**Aim of the exercise**
Copy out the items from the very first line down through the line containing "svg-text:26: 26 — [1060, 989, 1074, 1004]", both ends included, word for word.

**Provided records**
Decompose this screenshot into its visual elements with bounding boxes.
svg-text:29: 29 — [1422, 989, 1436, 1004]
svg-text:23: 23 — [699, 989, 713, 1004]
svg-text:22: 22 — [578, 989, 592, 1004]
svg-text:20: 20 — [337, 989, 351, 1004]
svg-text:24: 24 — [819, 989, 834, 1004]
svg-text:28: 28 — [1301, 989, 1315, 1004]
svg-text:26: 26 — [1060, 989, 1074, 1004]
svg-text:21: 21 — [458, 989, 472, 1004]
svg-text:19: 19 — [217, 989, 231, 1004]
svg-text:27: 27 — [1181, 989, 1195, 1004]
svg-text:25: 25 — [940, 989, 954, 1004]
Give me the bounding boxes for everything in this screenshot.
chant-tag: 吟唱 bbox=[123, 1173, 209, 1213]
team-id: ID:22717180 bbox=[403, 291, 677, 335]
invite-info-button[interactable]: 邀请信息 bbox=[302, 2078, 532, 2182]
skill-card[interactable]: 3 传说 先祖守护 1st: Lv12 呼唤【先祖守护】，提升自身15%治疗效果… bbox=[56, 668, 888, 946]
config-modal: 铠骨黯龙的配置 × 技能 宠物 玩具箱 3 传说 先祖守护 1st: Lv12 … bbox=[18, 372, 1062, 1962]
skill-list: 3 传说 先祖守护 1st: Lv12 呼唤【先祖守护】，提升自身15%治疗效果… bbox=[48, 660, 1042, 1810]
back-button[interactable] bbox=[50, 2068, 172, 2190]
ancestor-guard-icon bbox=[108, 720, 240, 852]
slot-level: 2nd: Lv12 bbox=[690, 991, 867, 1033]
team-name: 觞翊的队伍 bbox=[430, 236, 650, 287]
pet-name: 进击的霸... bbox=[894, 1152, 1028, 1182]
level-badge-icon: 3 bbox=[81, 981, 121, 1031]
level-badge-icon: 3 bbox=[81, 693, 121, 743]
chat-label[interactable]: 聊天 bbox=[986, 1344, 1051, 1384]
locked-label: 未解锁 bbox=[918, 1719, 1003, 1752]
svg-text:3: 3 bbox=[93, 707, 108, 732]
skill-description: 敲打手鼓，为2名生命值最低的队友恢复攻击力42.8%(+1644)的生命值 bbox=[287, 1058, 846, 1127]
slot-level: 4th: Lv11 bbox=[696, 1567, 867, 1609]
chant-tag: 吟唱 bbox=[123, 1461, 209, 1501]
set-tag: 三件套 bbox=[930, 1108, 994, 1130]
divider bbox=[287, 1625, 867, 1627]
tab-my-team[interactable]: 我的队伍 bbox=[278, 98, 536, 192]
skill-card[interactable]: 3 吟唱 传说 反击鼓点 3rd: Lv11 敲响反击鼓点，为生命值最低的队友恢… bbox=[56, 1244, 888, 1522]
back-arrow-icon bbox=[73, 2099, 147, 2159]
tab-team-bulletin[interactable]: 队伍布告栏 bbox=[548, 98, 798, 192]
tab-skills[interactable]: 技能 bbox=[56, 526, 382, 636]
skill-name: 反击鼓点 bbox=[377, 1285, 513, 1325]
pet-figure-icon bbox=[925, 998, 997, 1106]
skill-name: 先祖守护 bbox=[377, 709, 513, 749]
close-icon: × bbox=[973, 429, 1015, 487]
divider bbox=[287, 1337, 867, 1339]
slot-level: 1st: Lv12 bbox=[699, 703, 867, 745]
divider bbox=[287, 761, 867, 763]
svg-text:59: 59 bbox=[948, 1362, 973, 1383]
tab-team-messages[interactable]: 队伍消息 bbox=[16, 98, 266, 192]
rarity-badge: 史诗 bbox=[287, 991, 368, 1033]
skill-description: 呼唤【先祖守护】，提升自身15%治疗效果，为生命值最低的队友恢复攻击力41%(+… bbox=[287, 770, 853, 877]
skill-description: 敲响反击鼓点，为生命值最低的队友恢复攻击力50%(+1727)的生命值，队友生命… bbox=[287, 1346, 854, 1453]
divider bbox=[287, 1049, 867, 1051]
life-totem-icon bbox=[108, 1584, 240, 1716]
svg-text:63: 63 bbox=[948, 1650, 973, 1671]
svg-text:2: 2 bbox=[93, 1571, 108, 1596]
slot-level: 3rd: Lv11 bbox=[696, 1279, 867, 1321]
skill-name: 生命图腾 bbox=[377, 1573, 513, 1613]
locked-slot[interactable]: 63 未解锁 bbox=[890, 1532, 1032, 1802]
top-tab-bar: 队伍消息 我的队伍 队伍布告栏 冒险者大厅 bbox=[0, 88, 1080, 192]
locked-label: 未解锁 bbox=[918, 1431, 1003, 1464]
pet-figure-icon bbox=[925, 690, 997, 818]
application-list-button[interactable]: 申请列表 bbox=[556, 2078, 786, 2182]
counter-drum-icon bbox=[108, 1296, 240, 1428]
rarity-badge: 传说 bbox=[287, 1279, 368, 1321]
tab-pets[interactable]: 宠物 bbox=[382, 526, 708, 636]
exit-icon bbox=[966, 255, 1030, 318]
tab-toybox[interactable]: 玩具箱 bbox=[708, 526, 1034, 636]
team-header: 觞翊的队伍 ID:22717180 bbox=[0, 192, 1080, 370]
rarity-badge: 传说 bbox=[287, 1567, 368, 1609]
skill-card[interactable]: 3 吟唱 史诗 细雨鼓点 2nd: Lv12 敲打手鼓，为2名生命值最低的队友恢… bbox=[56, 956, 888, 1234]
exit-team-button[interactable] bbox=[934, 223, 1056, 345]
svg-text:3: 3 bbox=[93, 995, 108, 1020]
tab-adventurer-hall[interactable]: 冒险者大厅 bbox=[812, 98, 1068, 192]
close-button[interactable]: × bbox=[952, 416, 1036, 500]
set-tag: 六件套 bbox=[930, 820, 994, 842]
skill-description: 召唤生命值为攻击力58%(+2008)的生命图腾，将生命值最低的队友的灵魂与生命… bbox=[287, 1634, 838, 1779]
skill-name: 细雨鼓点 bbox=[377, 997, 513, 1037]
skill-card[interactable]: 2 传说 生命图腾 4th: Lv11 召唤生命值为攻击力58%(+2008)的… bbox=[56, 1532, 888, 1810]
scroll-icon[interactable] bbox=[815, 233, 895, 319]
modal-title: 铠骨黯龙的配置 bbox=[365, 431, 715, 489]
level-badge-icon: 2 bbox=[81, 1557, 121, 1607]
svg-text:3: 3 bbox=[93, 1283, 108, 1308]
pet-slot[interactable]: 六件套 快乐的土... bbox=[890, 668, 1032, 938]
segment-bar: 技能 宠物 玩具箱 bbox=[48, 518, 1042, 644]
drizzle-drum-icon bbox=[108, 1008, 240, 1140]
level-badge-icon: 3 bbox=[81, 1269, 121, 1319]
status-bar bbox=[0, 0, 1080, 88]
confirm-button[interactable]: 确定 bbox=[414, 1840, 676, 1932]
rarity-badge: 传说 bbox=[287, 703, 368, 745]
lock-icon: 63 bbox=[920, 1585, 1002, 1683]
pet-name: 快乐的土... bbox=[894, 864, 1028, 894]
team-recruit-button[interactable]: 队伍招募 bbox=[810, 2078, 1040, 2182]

**The result**
Decompose this screenshot into its visual elements with bounding boxes.
svg-text:29: 29 — [1422, 989, 1436, 1004]
svg-text:23: 23 — [699, 989, 713, 1004]
svg-text:22: 22 — [578, 989, 592, 1004]
svg-text:20: 20 — [337, 989, 351, 1004]
svg-text:24: 24 — [819, 989, 834, 1004]
svg-text:28: 28 — [1301, 989, 1315, 1004]
svg-text:26: 26 — [1060, 989, 1074, 1004]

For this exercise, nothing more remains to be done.